Transcribe the material below exactly as it appears.

• [Recorded data]:
☆ ☆ ☆ ☆
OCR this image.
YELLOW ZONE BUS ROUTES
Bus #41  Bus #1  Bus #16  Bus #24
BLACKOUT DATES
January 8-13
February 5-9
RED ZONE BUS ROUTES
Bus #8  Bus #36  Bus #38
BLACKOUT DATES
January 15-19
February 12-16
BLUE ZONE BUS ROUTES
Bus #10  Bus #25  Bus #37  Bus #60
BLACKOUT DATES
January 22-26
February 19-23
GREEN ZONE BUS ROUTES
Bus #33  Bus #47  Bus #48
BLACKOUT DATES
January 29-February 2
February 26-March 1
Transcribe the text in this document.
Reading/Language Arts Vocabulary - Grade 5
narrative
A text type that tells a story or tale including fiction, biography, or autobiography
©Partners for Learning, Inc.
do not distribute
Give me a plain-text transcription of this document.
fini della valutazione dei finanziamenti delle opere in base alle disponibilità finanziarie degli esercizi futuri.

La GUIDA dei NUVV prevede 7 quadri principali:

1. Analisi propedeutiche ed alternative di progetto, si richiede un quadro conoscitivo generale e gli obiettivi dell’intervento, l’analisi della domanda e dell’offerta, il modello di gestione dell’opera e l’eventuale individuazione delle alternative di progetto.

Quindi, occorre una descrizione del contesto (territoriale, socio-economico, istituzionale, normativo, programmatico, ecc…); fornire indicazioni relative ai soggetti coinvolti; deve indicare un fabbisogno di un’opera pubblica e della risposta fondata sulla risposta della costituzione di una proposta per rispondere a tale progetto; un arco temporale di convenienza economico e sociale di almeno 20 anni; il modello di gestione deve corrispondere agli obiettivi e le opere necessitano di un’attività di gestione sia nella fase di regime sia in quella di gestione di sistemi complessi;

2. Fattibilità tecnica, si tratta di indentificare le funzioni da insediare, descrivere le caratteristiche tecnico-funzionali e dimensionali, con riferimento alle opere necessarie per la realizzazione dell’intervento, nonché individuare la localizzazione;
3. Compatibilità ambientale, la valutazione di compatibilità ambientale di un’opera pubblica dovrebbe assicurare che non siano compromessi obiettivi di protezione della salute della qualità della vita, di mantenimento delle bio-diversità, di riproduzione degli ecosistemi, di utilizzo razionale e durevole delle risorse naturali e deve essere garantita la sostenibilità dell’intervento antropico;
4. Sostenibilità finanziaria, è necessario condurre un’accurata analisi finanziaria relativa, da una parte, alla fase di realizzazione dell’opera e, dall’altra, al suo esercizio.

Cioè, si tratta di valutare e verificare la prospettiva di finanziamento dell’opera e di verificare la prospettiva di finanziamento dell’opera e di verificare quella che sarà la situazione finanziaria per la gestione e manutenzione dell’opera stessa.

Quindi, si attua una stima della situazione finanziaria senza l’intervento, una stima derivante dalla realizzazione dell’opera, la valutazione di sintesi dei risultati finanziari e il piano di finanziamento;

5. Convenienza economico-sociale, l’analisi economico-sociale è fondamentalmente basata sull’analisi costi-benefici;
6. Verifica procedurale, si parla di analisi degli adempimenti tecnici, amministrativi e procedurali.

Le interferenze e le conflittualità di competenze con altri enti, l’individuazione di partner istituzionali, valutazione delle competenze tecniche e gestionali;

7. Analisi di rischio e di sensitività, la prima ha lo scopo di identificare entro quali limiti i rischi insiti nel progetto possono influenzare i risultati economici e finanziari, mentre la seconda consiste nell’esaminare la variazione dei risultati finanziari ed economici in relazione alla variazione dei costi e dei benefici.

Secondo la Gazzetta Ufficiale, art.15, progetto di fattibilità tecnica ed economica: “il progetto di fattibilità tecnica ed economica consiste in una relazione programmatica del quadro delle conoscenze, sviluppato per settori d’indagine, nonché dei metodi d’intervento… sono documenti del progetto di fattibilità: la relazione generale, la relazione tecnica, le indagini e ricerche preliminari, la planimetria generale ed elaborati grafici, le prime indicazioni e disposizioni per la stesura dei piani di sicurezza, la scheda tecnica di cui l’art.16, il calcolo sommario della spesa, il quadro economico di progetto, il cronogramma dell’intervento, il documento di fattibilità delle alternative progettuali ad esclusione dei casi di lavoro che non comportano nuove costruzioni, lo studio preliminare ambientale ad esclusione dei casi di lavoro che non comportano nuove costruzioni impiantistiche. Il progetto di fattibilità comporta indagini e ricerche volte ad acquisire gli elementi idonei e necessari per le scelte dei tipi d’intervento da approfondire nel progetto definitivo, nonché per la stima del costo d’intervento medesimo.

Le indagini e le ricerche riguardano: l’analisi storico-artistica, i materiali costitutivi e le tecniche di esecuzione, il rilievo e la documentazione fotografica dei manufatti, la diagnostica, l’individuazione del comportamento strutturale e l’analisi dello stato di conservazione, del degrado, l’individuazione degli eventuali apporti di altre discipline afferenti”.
☆ ☆ ☆ ☆
• [Output]:
OCR this image.
YELLOW ZONE BUS ROUTES
Bus #41  Bus #1  Bus #16  Bus #24
BLACKOUT DATES
January 8-13
February 5-9
RED ZONE BUS ROUTES
Bus #8  Bus #36  Bus #38
BLACKOUT DATES
January 15-19
February 12-16
BLUE ZONE BUS ROUTES
Bus #10  Bus #25  Bus #37  Bus #60
BLACKOUT DATES
January 22-26
February 19-23
GREEN ZONE BUS ROUTES
Bus #33  Bus #47  Bus #48
BLACKOUT DATES
January 29-February 2
February 26-March 1
Transcribe the text in this document.
Reading/Language Arts Vocabulary - Grade 5
narrative
A text type that tells a story or tale including fiction, biography, or autobiography
©Partners for Learning, Inc.
do not distribute
Give me a plain-text transcription of this document.
fini della valutazione dei finanziamenti delle opere in base alle disponibilità finanziarie degli esercizi futuri.

La GUIDA dei NUVV prevede 7 quadri principali:

1. Analisi propedeutiche ed alternative di progetto, si richiede un quadro conoscitivo generale e gli obiettivi dell’intervento, l’analisi della domanda e dell’offerta, il modello di gestione dell’opera e l’eventuale individuazione delle alternative di progetto.

Quindi, occorre una descrizione del contesto (territoriale, socio-economico, istituzionale, normativo, programmatico, ecc…); fornire indicazioni relative ai soggetti coinvolti; deve indicare un fabbisogno di un’opera pubblica e della risposta fondata sulla risposta della costituzione di una proposta per rispondere a tale progetto; un arco temporale di convenienza economico e sociale di almeno 20 anni; il modello di gestione deve corrispondere agli obiettivi e le opere necessitano di un’attività di gestione sia nella fase di regime sia in quella di gestione di sistemi complessi;

2. Fattibilità tecnica, si tratta di indentificare le funzioni da insediare, descrivere le caratteristiche tecnico-funzionali e dimensionali, con riferimento alle opere necessarie per la realizzazione dell’intervento, nonché individuare la localizzazione;
3. Compatibilità ambientale, la valutazione di compatibilità ambientale di un’opera pubblica dovrebbe assicurare che non siano compromessi obiettivi di protezione della salute della qualità della vita, di mantenimento delle bio-diversità, di riproduzione degli ecosistemi, di utilizzo razionale e durevole delle risorse naturali e deve essere garantita la sostenibilità dell’intervento antropico;
4. Sostenibilità finanziaria, è necessario condurre un’accurata analisi finanziaria relativa, da una parte, alla fase di realizzazione dell’opera e, dall’altra, al suo esercizio.

Cioè, si tratta di valutare e verificare la prospettiva di finanziamento dell’opera e di verificare la prospettiva di finanziamento dell’opera e di verificare quella che sarà la situazione finanziaria per la gestione e manutenzione dell’opera stessa.

Quindi, si attua una stima della situazione finanziaria senza l’intervento, una stima derivante dalla realizzazione dell’opera, la valutazione di sintesi dei risultati finanziari e il piano di finanziamento;

5. Convenienza economico-sociale, l’analisi economico-sociale è fondamentalmente basata sull’analisi costi-benefici;
6. Verifica procedurale, si parla di analisi degli adempimenti tecnici, amministrativi e procedurali.

Le interferenze e le conflittualità di competenze con altri enti, l’individuazione di partner istituzionali, valutazione delle competenze tecniche e gestionali;

7. Analisi di rischio e di sensitività, la prima ha lo scopo di identificare entro quali limiti i rischi insiti nel progetto possono influenzare i risultati economici e finanziari, mentre la seconda consiste nell’esaminare la variazione dei risultati finanziari ed economici in relazione alla variazione dei costi e dei benefici.

Secondo la Gazzetta Ufficiale, art.15, progetto di fattibilità tecnica ed economica: “il progetto di fattibilità tecnica ed economica consiste in una relazione programmatica del quadro delle conoscenze, sviluppato per settori d’indagine, nonché dei metodi d’intervento… sono documenti del progetto di fattibilità: la relazione generale, la relazione tecnica, le indagini e ricerche preliminari, la planimetria generale ed elaborati grafici, le prime indicazioni e disposizioni per la stesura dei piani di sicurezza, la scheda tecnica di cui l’art.16, il calcolo sommario della spesa, il quadro economico di progetto, il cronogramma dell’intervento, il documento di fattibilità delle alternative progettuali ad esclusione dei casi di lavoro che non comportano nuove costruzioni, lo studio preliminare ambientale ad esclusione dei casi di lavoro che non comportano nuove costruzioni impiantistiche. Il progetto di fattibilità comporta indagini e ricerche volte ad acquisire gli elementi idonei e necessari per le scelte dei tipi d’intervento da approfondire nel progetto definitivo, nonché per la stima del costo d’intervento medesimo.

Le indagini e le ricerche riguardano: l’analisi storico-artistica, i materiali costitutivi e le tecniche di esecuzione, il rilievo e la documentazione fotografica dei manufatti, la diagnostica, l’individuazione del comportamento strutturale e l’analisi dello stato di conservazione, del degrado, l’individuazione degli eventuali apporti di altre discipline afferenti”.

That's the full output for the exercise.